— Set problem —
Determine how many lines of this material contain "Worksheets". Give only the number.

— Given data —
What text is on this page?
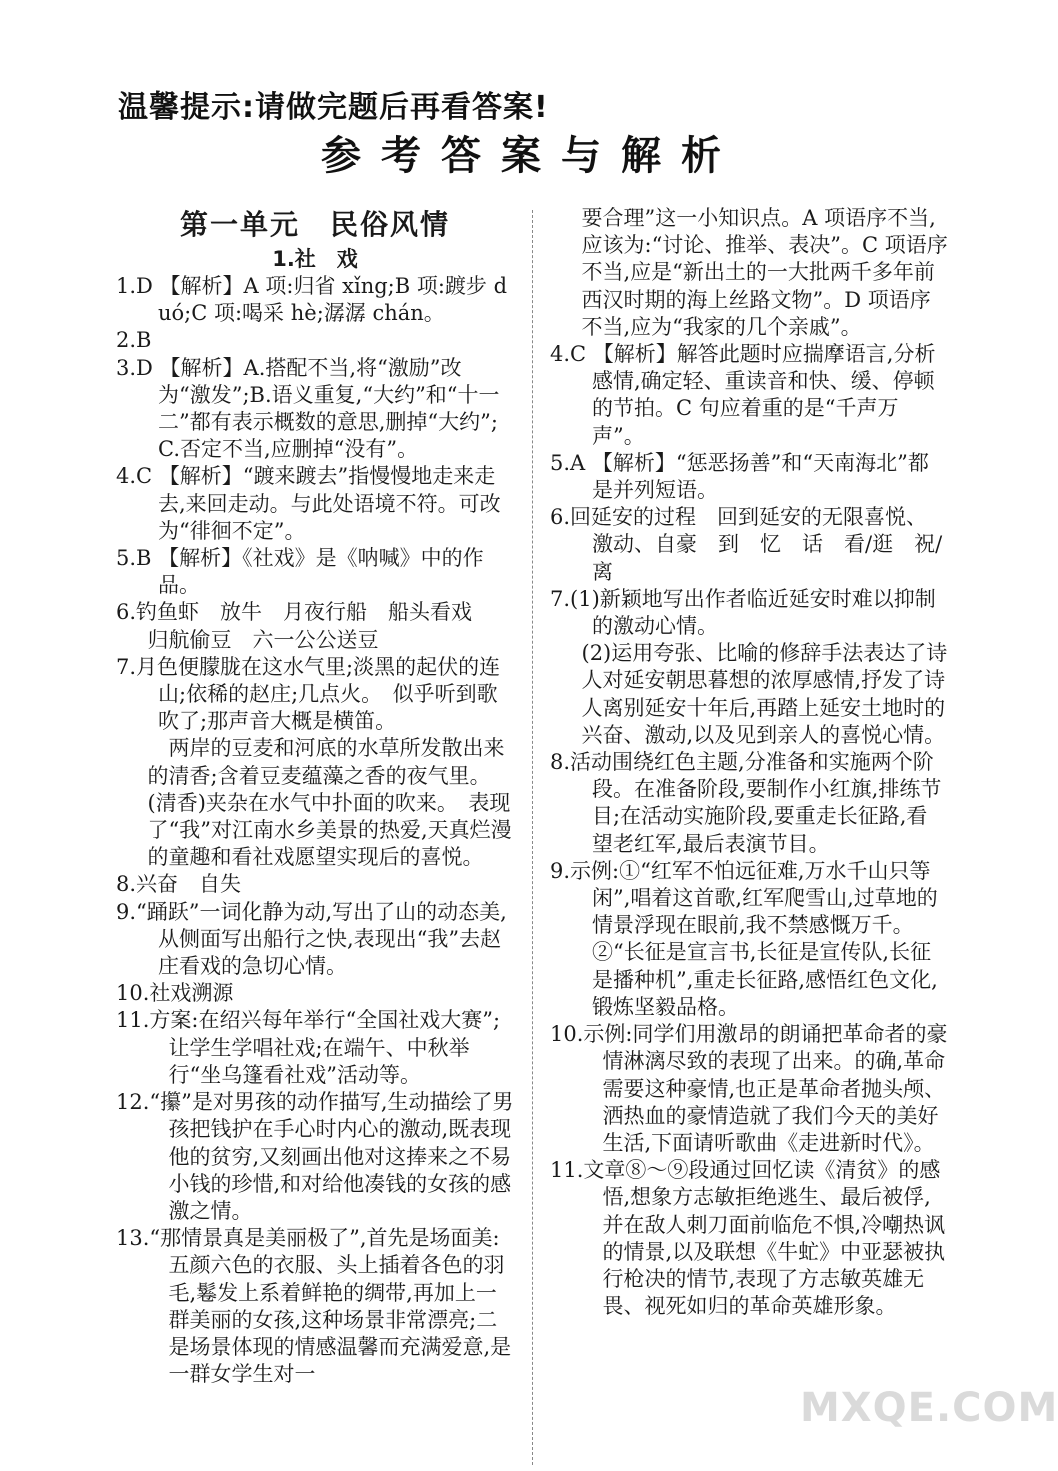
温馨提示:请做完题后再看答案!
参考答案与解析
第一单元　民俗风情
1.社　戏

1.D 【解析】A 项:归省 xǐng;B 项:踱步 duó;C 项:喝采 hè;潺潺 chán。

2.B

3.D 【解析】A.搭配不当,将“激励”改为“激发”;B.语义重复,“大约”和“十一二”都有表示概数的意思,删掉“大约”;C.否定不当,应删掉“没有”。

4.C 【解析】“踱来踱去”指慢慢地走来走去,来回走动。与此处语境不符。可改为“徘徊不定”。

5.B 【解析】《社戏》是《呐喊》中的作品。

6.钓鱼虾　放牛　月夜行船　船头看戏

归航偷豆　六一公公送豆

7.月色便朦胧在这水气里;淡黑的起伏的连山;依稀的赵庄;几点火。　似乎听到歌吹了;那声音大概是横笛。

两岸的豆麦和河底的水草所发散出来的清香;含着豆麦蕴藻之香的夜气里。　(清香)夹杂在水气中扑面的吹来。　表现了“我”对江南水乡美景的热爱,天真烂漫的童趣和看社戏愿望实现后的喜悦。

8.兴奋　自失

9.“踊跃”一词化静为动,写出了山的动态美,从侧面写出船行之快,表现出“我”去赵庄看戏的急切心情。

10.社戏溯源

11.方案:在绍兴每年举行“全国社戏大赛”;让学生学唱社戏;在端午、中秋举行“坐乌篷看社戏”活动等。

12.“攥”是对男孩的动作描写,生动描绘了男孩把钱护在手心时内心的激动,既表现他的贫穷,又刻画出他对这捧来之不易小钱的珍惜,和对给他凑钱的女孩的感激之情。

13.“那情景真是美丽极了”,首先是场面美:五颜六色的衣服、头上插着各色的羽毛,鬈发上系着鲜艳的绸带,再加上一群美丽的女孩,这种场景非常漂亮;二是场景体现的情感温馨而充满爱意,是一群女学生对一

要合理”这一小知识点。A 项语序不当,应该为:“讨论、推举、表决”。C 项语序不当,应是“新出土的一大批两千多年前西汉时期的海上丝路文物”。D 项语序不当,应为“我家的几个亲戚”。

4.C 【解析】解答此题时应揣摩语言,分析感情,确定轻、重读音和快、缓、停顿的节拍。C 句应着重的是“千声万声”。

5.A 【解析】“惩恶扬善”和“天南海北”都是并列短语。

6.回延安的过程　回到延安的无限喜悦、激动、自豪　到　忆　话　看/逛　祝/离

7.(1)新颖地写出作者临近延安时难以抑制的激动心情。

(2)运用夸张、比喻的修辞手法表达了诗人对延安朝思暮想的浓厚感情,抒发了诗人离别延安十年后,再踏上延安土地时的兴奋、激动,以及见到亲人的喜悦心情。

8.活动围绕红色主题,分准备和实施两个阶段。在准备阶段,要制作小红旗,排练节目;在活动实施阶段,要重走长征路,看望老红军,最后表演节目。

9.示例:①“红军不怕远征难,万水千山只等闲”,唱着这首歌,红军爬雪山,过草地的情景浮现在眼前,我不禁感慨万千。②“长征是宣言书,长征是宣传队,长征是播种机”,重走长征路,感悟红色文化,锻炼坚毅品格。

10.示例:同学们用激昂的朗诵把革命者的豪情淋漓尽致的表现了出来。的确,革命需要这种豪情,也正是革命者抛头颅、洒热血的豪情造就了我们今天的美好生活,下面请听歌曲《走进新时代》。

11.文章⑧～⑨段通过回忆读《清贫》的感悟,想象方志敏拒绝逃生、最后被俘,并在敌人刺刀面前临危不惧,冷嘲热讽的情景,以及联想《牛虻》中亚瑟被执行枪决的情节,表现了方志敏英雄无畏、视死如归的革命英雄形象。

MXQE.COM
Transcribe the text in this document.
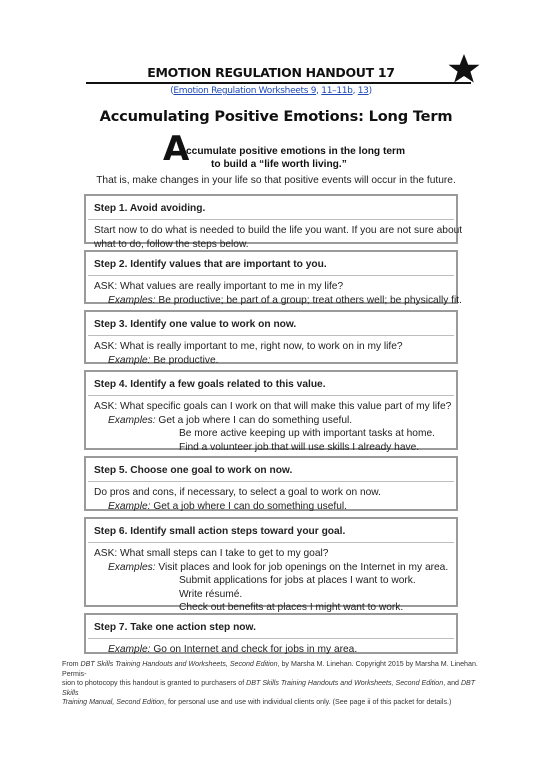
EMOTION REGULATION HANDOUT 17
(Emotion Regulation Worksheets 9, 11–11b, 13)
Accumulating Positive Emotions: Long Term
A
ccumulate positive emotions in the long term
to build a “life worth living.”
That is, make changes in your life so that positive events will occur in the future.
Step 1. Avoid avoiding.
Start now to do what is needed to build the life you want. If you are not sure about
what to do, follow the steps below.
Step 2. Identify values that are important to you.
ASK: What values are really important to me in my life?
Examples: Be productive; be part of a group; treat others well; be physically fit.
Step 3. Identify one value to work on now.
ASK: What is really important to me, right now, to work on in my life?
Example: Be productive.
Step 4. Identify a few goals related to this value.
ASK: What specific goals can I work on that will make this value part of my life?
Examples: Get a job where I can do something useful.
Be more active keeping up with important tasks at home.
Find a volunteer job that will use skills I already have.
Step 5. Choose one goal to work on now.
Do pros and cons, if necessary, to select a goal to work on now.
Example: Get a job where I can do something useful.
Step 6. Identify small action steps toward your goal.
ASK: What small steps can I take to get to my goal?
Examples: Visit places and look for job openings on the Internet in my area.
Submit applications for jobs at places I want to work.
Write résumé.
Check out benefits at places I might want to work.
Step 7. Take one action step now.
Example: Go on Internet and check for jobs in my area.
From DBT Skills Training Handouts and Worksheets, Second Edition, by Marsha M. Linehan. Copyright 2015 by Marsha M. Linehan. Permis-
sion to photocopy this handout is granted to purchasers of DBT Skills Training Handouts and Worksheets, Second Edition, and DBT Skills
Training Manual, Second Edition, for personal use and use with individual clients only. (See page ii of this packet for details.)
...
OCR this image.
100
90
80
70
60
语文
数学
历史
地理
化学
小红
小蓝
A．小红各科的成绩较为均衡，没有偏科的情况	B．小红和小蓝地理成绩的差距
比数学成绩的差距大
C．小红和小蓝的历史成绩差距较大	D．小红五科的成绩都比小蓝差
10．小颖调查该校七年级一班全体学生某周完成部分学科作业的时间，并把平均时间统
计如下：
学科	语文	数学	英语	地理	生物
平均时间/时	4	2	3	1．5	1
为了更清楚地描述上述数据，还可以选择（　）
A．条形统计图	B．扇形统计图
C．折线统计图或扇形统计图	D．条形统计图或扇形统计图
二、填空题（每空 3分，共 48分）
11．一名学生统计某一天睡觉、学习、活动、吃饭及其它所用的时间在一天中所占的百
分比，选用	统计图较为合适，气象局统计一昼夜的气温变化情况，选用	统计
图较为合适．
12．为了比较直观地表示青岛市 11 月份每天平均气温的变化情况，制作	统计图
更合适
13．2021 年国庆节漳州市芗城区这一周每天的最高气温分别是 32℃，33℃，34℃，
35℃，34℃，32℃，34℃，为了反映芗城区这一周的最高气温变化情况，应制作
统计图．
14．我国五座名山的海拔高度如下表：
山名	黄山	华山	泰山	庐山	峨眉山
--
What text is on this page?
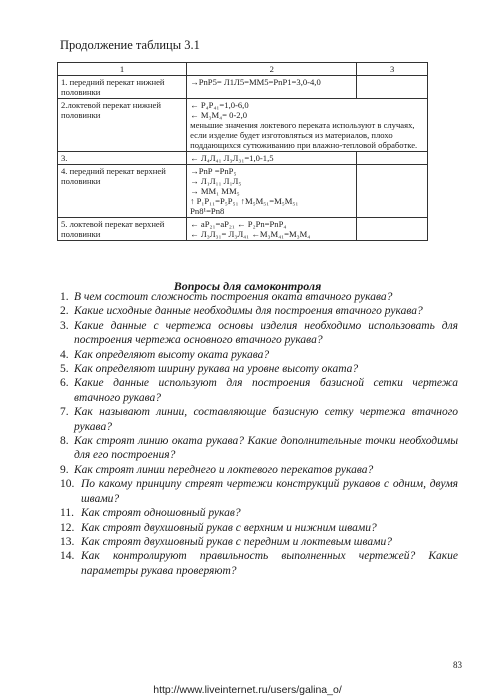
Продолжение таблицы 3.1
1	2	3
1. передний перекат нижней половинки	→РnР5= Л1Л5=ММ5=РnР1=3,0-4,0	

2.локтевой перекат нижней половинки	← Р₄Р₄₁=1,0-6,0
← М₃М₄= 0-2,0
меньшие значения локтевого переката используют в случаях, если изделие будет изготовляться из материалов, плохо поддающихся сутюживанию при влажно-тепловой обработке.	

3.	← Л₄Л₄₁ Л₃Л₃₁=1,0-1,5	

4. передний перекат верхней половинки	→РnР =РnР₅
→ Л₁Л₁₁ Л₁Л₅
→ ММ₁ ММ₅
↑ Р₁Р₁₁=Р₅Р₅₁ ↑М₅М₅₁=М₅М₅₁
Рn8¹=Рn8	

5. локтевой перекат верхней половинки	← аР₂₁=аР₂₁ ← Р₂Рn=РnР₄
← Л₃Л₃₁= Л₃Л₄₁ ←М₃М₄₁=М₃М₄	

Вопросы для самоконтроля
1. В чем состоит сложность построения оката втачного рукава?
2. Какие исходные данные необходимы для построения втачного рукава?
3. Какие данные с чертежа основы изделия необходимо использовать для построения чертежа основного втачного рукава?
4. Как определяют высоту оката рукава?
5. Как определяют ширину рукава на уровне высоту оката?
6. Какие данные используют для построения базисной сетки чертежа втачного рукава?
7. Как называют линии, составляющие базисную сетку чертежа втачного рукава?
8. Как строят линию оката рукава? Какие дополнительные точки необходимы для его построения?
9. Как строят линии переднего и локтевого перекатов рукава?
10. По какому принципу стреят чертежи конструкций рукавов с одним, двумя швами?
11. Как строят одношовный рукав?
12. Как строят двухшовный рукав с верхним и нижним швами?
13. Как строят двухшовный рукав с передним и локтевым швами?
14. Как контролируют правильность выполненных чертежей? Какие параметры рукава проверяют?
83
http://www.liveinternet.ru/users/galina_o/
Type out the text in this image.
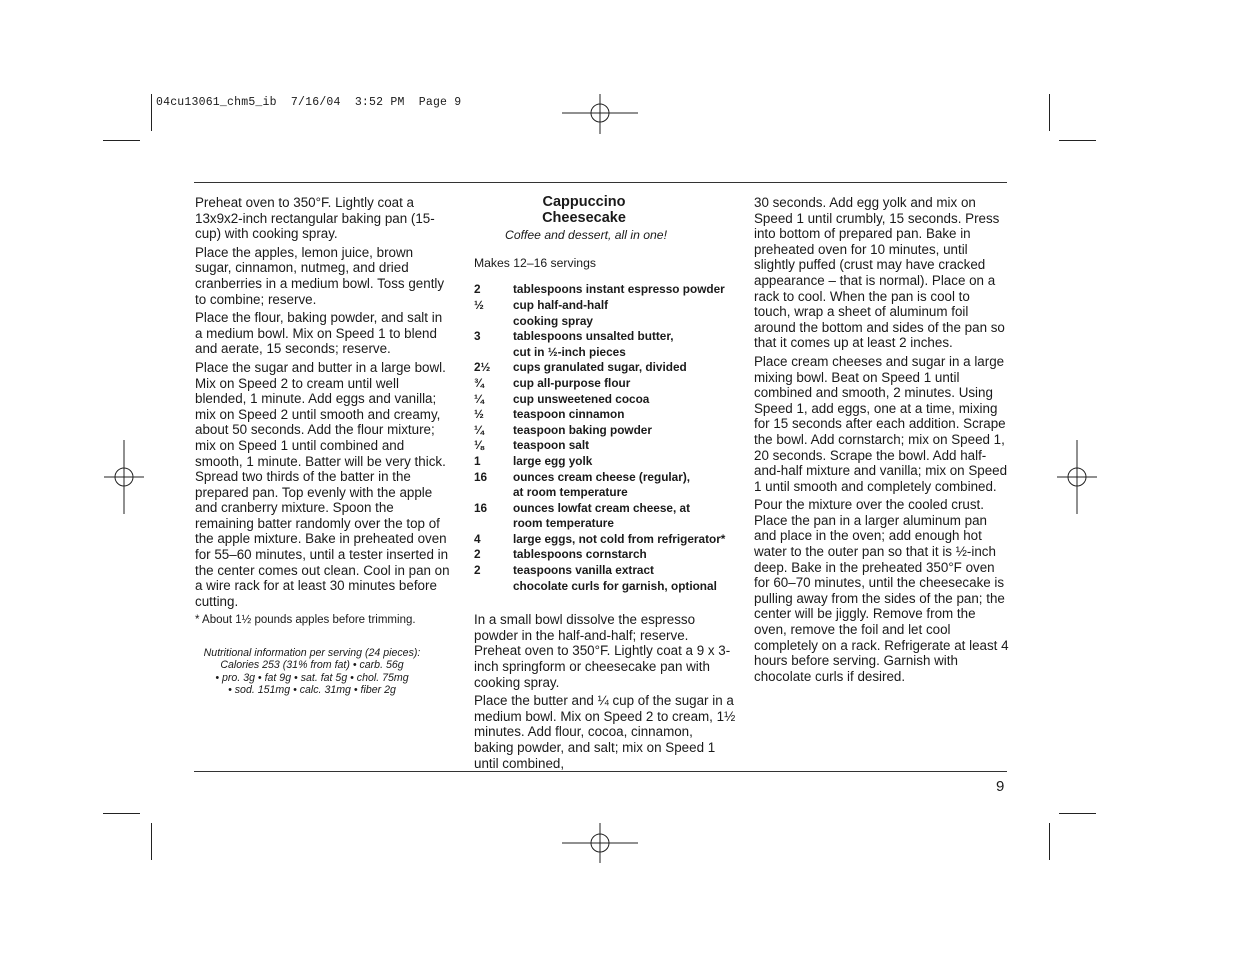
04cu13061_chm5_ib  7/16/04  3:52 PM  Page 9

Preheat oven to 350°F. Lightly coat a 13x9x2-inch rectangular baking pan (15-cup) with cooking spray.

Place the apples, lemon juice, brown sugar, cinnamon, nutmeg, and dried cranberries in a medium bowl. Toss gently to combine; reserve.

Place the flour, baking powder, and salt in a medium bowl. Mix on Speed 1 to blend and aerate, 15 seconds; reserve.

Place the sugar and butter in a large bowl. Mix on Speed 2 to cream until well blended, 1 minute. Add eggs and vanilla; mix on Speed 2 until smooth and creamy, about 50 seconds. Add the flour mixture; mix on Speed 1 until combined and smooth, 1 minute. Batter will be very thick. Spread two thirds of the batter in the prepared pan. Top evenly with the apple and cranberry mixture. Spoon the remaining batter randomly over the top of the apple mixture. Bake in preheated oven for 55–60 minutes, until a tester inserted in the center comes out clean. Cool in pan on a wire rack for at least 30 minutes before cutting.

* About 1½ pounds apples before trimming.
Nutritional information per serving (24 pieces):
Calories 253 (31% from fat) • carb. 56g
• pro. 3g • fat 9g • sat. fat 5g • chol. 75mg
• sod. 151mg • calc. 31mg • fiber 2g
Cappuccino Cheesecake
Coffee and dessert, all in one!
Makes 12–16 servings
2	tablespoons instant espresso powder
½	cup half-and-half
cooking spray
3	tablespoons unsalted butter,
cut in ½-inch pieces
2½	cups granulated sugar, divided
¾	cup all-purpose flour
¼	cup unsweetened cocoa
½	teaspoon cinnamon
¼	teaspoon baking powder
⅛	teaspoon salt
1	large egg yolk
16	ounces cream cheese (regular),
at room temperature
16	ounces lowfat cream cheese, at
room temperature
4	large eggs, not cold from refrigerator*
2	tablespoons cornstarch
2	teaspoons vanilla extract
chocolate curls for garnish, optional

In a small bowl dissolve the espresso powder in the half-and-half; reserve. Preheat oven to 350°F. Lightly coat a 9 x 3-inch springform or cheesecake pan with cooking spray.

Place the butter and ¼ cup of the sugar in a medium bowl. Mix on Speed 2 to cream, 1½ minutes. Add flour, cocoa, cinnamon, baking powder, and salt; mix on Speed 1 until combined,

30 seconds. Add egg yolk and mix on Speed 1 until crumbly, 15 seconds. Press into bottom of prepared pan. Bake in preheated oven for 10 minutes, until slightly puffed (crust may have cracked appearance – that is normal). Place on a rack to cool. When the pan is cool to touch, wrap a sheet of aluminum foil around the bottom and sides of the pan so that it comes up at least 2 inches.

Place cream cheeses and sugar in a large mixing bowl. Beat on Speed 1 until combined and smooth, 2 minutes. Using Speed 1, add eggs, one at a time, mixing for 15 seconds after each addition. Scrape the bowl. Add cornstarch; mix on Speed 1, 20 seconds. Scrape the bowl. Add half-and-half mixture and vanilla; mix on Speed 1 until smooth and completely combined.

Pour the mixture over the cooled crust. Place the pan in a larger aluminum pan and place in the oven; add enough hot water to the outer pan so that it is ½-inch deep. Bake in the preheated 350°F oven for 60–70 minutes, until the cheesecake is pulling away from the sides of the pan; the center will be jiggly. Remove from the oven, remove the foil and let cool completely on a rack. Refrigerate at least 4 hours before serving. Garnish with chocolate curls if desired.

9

— Reply —
3